Short exercise A: According to the hash joins notes, what is the total cost of a 2-pass hash join?
Short exercise B: Give the part of the hash joins notes between "Sorting vs Hashing" and "hashed (e.g. groupby)", inclusive, switching "hashed" to "partitioned".

Text shown:
Rustie Lin UC Berkeley CS, Distributed Systems, Blockchain

CS 186 Hash Joins

Grace Hash Join

Main Idea

Grace hash join requires equality predicate, so works with equi-joins and natural joins.

Has two main stages:

  • (Divide) Partition tuples from R and S by join key, so all tuples for a given key are in the same partition
  • (Conquer) Build & Probe a separate hash table for each partition (like Naive Hash). Assume partition of smaller relation fits in memory, and recurse if necessary


# Divide
for cur in {R, S}:
    for page in cur:
        read page into input buffer
        for tup on page:
            place tup in output buf hash_p(tup.joinkey)
            if output buf full then flush to disk partition
    flush output bufs to disk partitions

# Conquer
for i in [0...(B-1)]:
    for page in R_i:
        for tup on page:
            build tup in memory hash_r(tup.joinkey)
    for page in S_i:
        for tup on page:
            read page into input buffer
            probe memory hash_r(tup.joinkey) for matches
            send all matches to output buffer
            flush output buffer if full


Cost is the sum of cost of both stages:

  • Partitioning Phase: 2([R] + [S]), since we read and write both relations
  • Matching Phase [R] + [S], since we read both relations, and then forward the output

Total cost of 2-pass hash join is 3([R] + [S])


  • sensitive to skew

Sorting vs Hashing

Sorting pros:

  • good if input already sorted, or need output sorted

Hashing pros:

  • can cheaper due to hybrid hashing
  • number of passes for join depends on size of smaller relation
  • good if input already hashed, or need output hashed (e.g. groupby)


Nested Loop Join:

  • works for arbitrary joins
  • make sure to utilize memory in blocks

Index Nested Loops:

  • for equi-joins
  • when you already have an index on one side


  • for equi-joins
  • no index required

Remark: no clear winners, know them all!

Hybrid Hash Join

Main Idea

Build a hash table on the fly. Doing both Grace and Naive at the same time, one for each relation.

  • Hash Table B-(k+2)
  • Input and output buffers
  • k buffers

Data shown:
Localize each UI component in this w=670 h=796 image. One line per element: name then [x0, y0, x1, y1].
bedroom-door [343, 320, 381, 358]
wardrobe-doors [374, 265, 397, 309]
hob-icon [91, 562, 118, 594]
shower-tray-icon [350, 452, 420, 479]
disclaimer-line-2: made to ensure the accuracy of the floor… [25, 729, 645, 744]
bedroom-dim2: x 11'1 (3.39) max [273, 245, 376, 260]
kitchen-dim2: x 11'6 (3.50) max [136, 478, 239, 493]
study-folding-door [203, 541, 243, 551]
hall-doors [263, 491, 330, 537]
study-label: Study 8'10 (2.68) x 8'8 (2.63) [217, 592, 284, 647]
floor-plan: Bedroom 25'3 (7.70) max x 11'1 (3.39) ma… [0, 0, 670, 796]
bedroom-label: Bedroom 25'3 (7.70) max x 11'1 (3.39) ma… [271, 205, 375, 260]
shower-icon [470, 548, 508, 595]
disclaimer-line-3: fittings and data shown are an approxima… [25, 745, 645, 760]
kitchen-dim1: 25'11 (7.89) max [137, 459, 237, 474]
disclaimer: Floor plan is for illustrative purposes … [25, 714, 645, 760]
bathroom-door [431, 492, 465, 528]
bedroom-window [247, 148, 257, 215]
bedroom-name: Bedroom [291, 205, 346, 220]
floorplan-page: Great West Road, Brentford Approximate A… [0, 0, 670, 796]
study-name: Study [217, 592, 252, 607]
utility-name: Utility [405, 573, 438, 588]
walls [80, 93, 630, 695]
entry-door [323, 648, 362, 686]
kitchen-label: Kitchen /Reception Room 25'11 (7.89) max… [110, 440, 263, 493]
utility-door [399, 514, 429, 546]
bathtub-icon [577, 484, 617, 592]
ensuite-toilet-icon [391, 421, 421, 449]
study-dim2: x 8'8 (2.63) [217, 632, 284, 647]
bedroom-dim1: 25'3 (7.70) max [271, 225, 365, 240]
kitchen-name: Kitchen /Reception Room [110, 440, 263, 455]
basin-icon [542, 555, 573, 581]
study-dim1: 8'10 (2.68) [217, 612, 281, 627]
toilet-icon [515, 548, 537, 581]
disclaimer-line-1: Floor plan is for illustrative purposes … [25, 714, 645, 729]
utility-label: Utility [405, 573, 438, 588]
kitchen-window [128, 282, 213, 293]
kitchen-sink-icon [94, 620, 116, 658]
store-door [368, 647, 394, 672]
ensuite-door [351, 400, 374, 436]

Complete response A: 3([R] + [S])

Complete response B:
Sorting vs Hashing

Sorting pros:

  • good if input already sorted, or need output sorted

Hashing pros:

  • can cheaper due to hybrid hashing
  • number of passes for join depends on size of smaller relation
  • good if input already partitioned, or need output partitioned (e.g. groupby)